◆ **Work to be completed**: Return every record below exactly as written, omitting any pictures.

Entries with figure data
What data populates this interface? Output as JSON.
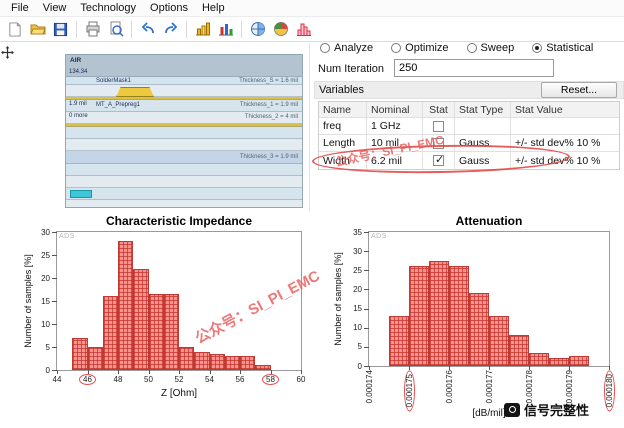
{
  "menu": {
    "items": [
      "File",
      "View",
      "Technology",
      "Options",
      "Help"
    ]
  },
  "toolbar": {
    "icons": [
      "new-document",
      "open-folder",
      "save",
      "print",
      "print-preview",
      "undo",
      "redo",
      "bar-chart",
      "multi-chart",
      "em-setup",
      "simulation-results",
      "histogram-results"
    ]
  },
  "stackup": {
    "air_label": "AIR",
    "dim_labels": [
      "134.34",
      "1.9 mil",
      "0 more"
    ],
    "layer_labels": [
      "SolderMask1",
      "MT_A_Prepreg1"
    ],
    "thickness_labels": [
      "Thickness_S = 1.6 mil",
      "Thickness_1 = 1.9 mil",
      "Thickness_2 = 4 mil",
      "Thickness_3 = 1.9 mil"
    ]
  },
  "analysis": {
    "modes": [
      {
        "label": "Analyze",
        "selected": false
      },
      {
        "label": "Optimize",
        "selected": false
      },
      {
        "label": "Sweep",
        "selected": false
      },
      {
        "label": "Statistical",
        "selected": true
      }
    ],
    "num_iteration_label": "Num Iteration",
    "num_iteration_value": "250",
    "variables_label": "Variables",
    "reset_button": "Reset...",
    "table": {
      "headers": [
        "Name",
        "Nominal",
        "Stat",
        "Stat Type",
        "Stat Value"
      ],
      "rows": [
        {
          "name": "freq",
          "nominal": "1 GHz",
          "stat_checked": false,
          "stat_type": "",
          "stat_value": ""
        },
        {
          "name": "Length",
          "nominal": "10 mil",
          "stat_checked": false,
          "stat_type": "Gauss",
          "stat_value": "+/- std dev% 10 %"
        },
        {
          "name": "Width",
          "nominal": "6.2 mil",
          "stat_checked": true,
          "stat_type": "Gauss",
          "stat_value": "+/- std dev% 10 %"
        }
      ]
    }
  },
  "watermarks": {
    "account": "公众号：SI_PI_EMC",
    "credit": "信号完整性"
  },
  "chart_data": [
    {
      "type": "bar",
      "title": "Characteristic Impedance",
      "xlabel": "Z [Ohm]",
      "ylabel": "Number of samples [%]",
      "corner_label": "ADS",
      "xlim": [
        44,
        60
      ],
      "ylim": [
        0,
        30
      ],
      "xticks": [
        44,
        46,
        48,
        50,
        52,
        54,
        56,
        58,
        60
      ],
      "yticks": [
        0,
        5,
        10,
        15,
        20,
        25,
        30
      ],
      "bin_start": 45,
      "bin_width": 1,
      "values": [
        7,
        5,
        16,
        28,
        22,
        16.5,
        16.5,
        5,
        4,
        3.5,
        3,
        3,
        1
      ],
      "circled_xticks": [
        "46",
        "58"
      ],
      "rotate_xticks": false,
      "grid": false,
      "legend": "none"
    },
    {
      "type": "bar",
      "title": "Attenuation",
      "xlabel": "[dB/mil]",
      "ylabel": "Number of samples [%]",
      "corner_label": "ADS",
      "xlim": [
        0.000174,
        0.00018
      ],
      "ylim": [
        0,
        35
      ],
      "xticks": [
        0.000174,
        0.000175,
        0.000176,
        0.000177,
        0.000178,
        0.000179,
        0.00018
      ],
      "xtick_labels": [
        "0.000174",
        "0.000175",
        "0.000176",
        "0.000177",
        "0.000178",
        "0.000179",
        "0.000180"
      ],
      "yticks": [
        0,
        5,
        10,
        15,
        20,
        25,
        30,
        35
      ],
      "bin_start": 0.0001745,
      "bin_width": 5e-07,
      "values": [
        13,
        26,
        27.5,
        26,
        19,
        13,
        8,
        3.5,
        2,
        2.5
      ],
      "circled_xticks": [
        "0.000175",
        "0.000180"
      ],
      "rotate_xticks": true,
      "grid": false,
      "legend": "none"
    }
  ]
}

◆ **Result of this exercise**:
What data populates this interface? Output as JSON.
{
  "menu": {
    "items": [
      "File",
      "View",
      "Technology",
      "Options",
      "Help"
    ]
  },
  "toolbar": {
    "icons": [
      "new-document",
      "open-folder",
      "save",
      "print",
      "print-preview",
      "undo",
      "redo",
      "bar-chart",
      "multi-chart",
      "em-setup",
      "simulation-results",
      "histogram-results"
    ]
  },
  "stackup": {
    "air_label": "AIR",
    "dim_labels": [
      "134.34",
      "1.9 mil",
      "0 more"
    ],
    "layer_labels": [
      "SolderMask1",
      "MT_A_Prepreg1"
    ],
    "thickness_labels": [
      "Thickness_S = 1.6 mil",
      "Thickness_1 = 1.9 mil",
      "Thickness_2 = 4 mil",
      "Thickness_3 = 1.9 mil"
    ]
  },
  "analysis": {
    "modes": [
      {
        "label": "Analyze",
        "selected": false
      },
      {
        "label": "Optimize",
        "selected": false
      },
      {
        "label": "Sweep",
        "selected": false
      },
      {
        "label": "Statistical",
        "selected": true
      }
    ],
    "num_iteration_label": "Num Iteration",
    "num_iteration_value": "250",
    "variables_label": "Variables",
    "reset_button": "Reset...",
    "table": {
      "headers": [
        "Name",
        "Nominal",
        "Stat",
        "Stat Type",
        "Stat Value"
      ],
      "rows": [
        {
          "name": "freq",
          "nominal": "1 GHz",
          "stat_checked": false,
          "stat_type": "",
          "stat_value": ""
        },
        {
          "name": "Length",
          "nominal": "10 mil",
          "stat_checked": false,
          "stat_type": "Gauss",
          "stat_value": "+/- std dev% 10 %"
        },
        {
          "name": "Width",
          "nominal": "6.2 mil",
          "stat_checked": true,
          "stat_type": "Gauss",
          "stat_value": "+/- std dev% 10 %"
        }
      ]
    }
  },
  "watermarks": {
    "account": "公众号：SI_PI_EMC",
    "credit": "信号完整性"
  },
  "chart_data": [
    {
      "type": "bar",
      "title": "Characteristic Impedance",
      "xlabel": "Z [Ohm]",
      "ylabel": "Number of samples [%]",
      "corner_label": "ADS",
      "xlim": [
        44,
        60
      ],
      "ylim": [
        0,
        30
      ],
      "xticks": [
        44,
        46,
        48,
        50,
        52,
        54,
        56,
        58,
        60
      ],
      "yticks": [
        0,
        5,
        10,
        15,
        20,
        25,
        30
      ],
      "bin_start": 45,
      "bin_width": 1,
      "values": [
        7,
        5,
        16,
        28,
        22,
        16.5,
        16.5,
        5,
        4,
        3.5,
        3,
        3,
        1
      ],
      "circled_xticks": [
        "46",
        "58"
      ],
      "rotate_xticks": false,
      "grid": false,
      "legend": "none"
    },
    {
      "type": "bar",
      "title": "Attenuation",
      "xlabel": "[dB/mil]",
      "ylabel": "Number of samples [%]",
      "corner_label": "ADS",
      "xlim": [
        0.000174,
        0.00018
      ],
      "ylim": [
        0,
        35
      ],
      "xticks": [
        0.000174,
        0.000175,
        0.000176,
        0.000177,
        0.000178,
        0.000179,
        0.00018
      ],
      "xtick_labels": [
        "0.000174",
        "0.000175",
        "0.000176",
        "0.000177",
        "0.000178",
        "0.000179",
        "0.000180"
      ],
      "yticks": [
        0,
        5,
        10,
        15,
        20,
        25,
        30,
        35
      ],
      "bin_start": 0.0001745,
      "bin_width": 5e-07,
      "values": [
        13,
        26,
        27.5,
        26,
        19,
        13,
        8,
        3.5,
        2,
        2.5
      ],
      "circled_xticks": [
        "0.000175",
        "0.000180"
      ],
      "rotate_xticks": true,
      "grid": false,
      "legend": "none"
    }
  ]
}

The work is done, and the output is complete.